Check every line of the entries for "into", and copy the lines that hold it.
──────────
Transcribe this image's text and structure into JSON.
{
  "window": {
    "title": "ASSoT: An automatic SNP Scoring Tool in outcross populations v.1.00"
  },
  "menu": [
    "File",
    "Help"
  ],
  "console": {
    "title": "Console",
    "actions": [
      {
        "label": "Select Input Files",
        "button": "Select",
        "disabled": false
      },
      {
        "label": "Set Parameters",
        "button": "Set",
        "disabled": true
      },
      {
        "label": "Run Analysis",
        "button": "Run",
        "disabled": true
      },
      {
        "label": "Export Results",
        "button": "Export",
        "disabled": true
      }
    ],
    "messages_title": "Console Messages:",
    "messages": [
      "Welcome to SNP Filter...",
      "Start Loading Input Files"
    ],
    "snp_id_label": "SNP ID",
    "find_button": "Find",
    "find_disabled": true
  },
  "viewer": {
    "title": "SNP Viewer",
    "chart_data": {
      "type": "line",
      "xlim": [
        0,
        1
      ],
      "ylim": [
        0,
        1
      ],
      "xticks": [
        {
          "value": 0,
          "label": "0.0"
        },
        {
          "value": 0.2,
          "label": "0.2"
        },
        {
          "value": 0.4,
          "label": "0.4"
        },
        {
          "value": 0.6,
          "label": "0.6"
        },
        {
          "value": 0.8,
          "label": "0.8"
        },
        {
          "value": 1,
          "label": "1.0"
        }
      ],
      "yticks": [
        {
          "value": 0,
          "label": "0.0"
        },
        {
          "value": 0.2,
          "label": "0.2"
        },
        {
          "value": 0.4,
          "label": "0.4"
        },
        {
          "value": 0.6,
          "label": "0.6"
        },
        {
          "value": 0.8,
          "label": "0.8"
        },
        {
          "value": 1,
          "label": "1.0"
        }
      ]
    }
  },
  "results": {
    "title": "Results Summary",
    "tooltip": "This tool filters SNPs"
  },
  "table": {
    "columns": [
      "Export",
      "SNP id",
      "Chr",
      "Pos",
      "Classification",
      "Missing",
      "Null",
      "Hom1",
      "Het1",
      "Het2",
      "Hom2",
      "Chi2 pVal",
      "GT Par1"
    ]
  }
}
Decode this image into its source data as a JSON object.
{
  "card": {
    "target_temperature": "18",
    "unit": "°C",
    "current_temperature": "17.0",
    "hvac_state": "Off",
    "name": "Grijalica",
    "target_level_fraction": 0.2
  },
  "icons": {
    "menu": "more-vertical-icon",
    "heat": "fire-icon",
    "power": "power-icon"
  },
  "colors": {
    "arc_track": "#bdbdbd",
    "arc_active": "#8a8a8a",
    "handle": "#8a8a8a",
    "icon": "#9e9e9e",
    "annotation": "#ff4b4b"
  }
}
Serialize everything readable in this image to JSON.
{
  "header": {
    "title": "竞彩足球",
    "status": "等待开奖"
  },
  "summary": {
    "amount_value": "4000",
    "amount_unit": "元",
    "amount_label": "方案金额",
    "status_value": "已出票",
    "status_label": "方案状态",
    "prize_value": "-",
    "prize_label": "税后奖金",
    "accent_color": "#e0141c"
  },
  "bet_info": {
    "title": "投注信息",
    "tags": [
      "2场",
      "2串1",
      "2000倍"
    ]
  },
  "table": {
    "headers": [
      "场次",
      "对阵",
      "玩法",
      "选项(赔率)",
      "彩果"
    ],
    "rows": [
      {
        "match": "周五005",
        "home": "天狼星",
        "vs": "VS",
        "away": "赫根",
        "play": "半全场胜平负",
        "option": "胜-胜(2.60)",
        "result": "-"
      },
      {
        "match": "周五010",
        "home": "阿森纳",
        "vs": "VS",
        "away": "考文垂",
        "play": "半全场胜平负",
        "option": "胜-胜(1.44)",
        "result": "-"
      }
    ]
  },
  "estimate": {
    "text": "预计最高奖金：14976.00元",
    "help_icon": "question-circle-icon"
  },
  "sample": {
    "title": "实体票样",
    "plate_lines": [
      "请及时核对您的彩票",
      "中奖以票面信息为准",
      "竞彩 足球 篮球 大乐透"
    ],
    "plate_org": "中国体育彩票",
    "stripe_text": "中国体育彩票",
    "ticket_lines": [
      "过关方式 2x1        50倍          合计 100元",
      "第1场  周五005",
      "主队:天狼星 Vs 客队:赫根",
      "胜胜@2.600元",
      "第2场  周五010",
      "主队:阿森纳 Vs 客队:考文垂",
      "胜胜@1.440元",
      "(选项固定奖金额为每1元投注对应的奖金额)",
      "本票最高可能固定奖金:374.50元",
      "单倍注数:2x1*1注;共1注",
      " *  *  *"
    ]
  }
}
──────────
The result:
Transcribe this image's text and structure into JSON.
Decode this image into its source data as a JSON object.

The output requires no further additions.